▸ Task description:
Wherever the word "Liquidado" appears in the entries, copy the whole line.

▸ Record list:

◇ ◇ ◇

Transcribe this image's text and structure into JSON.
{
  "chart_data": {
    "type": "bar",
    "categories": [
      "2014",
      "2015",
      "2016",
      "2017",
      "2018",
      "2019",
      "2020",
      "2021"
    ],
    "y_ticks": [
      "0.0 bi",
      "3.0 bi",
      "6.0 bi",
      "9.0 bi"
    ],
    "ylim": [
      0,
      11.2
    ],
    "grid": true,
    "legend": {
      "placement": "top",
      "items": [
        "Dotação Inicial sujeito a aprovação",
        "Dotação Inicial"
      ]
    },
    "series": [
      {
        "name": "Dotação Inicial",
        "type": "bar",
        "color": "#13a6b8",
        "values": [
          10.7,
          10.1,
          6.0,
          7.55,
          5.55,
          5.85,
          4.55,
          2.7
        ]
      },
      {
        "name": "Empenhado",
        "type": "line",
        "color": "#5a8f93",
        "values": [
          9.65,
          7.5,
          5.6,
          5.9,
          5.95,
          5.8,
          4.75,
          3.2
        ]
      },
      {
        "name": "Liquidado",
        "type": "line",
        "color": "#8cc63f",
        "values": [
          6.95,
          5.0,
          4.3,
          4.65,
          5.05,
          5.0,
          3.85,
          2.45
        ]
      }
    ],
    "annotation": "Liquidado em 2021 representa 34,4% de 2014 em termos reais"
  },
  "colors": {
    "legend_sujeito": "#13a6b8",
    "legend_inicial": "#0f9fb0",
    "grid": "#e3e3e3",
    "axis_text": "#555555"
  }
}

◇ ◇ ◇

▸ Result below:
        "name": "Liquidado",
    "annotation": "Liquidado em 2021 representa 34,4% de 2014 em termos reais"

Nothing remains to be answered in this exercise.